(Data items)

⁂

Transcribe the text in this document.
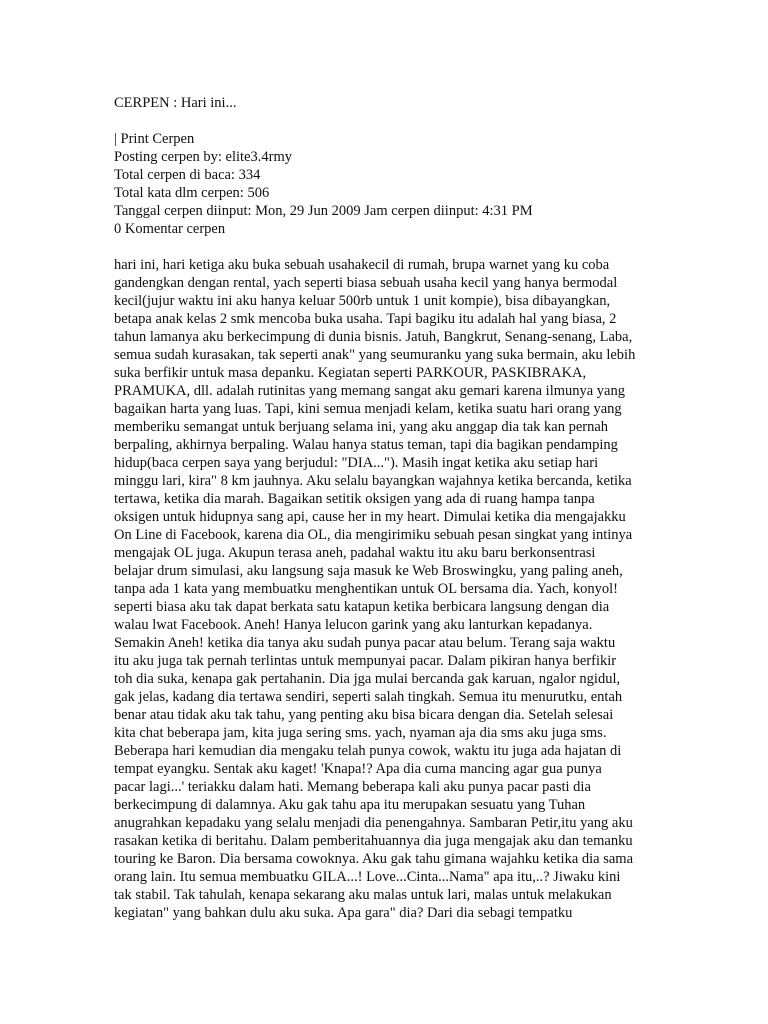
CERPEN : Hari ini...
| Print Cerpen
Posting cerpen by: elite3.4rmy
Total cerpen di baca: 334
Total kata dlm cerpen: 506
Tanggal cerpen diinput: Mon, 29 Jun 2009 Jam cerpen diinput: 4:31 PM
0 Komentar cerpen
hari ini, hari ketiga aku buka sebuah usahakecil di rumah, brupa warnet yang ku coba
gandengkan dengan rental, yach seperti biasa sebuah usaha kecil yang hanya bermodal
kecil(jujur waktu ini aku hanya keluar 500rb untuk 1 unit kompie), bisa dibayangkan,
betapa anak kelas 2 smk mencoba buka usaha. Tapi bagiku itu adalah hal yang biasa, 2
tahun lamanya aku berkecimpung di dunia bisnis. Jatuh, Bangkrut, Senang-senang, Laba,
semua sudah kurasakan, tak seperti anak" yang seumuranku yang suka bermain, aku lebih
suka berfikir untuk masa depanku. Kegiatan seperti PARKOUR, PASKIBRAKA,
PRAMUKA, dll. adalah rutinitas yang memang sangat aku gemari karena ilmunya yang
bagaikan harta yang luas. Tapi, kini semua menjadi kelam, ketika suatu hari orang yang
memberiku semangat untuk berjuang selama ini, yang aku anggap dia tak kan pernah
berpaling, akhirnya berpaling. Walau hanya status teman, tapi dia bagikan pendamping
hidup(baca cerpen saya yang berjudul: "DIA..."). Masih ingat ketika aku setiap hari
minggu lari, kira" 8 km jauhnya. Aku selalu bayangkan wajahnya ketika bercanda, ketika
tertawa, ketika dia marah. Bagaikan setitik oksigen yang ada di ruang hampa tanpa
oksigen untuk hidupnya sang api, cause her in my heart. Dimulai ketika dia mengajakku
On Line di Facebook, karena dia OL, dia mengirimiku sebuah pesan singkat yang intinya
mengajak OL juga. Akupun terasa aneh, padahal waktu itu aku baru berkonsentrasi
belajar drum simulasi, aku langsung saja masuk ke Web Broswingku, yang paling aneh,
tanpa ada 1 kata yang membuatku menghentikan untuk OL bersama dia. Yach, konyol!
seperti biasa aku tak dapat berkata satu katapun ketika berbicara langsung dengan dia
walau lwat Facebook. Aneh! Hanya lelucon garink yang aku lanturkan kepadanya.
Semakin Aneh! ketika dia tanya aku sudah punya pacar atau belum. Terang saja waktu
itu aku juga tak pernah terlintas untuk mempunyai pacar. Dalam pikiran hanya berfikir
toh dia suka, kenapa gak pertahanin. Dia jga mulai bercanda gak karuan, ngalor ngidul,
gak jelas, kadang dia tertawa sendiri, seperti salah tingkah. Semua itu menurutku, entah
benar atau tidak aku tak tahu, yang penting aku bisa bicara dengan dia. Setelah selesai
kita chat beberapa jam, kita juga sering sms. yach, nyaman aja dia sms aku juga sms.
Beberapa hari kemudian dia mengaku telah punya cowok, waktu itu juga ada hajatan di
tempat eyangku. Sentak aku kaget! 'Knapa!? Apa dia cuma mancing agar gua punya
pacar lagi...' teriakku dalam hati. Memang beberapa kali aku punya pacar pasti dia
berkecimpung di dalamnya. Aku gak tahu apa itu merupakan sesuatu yang Tuhan
anugrahkan kepadaku yang selalu menjadi dia penengahnya. Sambaran Petir,itu yang aku
rasakan ketika di beritahu. Dalam pemberitahuannya dia juga mengajak aku dan temanku
touring ke Baron. Dia bersama cowoknya. Aku gak tahu gimana wajahku ketika dia sama
orang lain. Itu semua membuatku GILA...! Love...Cinta...Nama" apa itu,..? Jiwaku kini
tak stabil. Tak tahulah, kenapa sekarang aku malas untuk lari, malas untuk melakukan
kegiatan" yang bahkan dulu aku suka. Apa gara" dia? Dari dia sebagi tempatku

⁂

**Task to carry out**
List each line of the records that holds the string "lari".

**Response to the exercise**
minggu lari, kira" 8 km jauhnya. Aku selalu bayangkan wajahnya ketika bercanda, ketika
tak stabil. Tak tahulah, kenapa sekarang aku malas untuk lari, malas untuk melakukan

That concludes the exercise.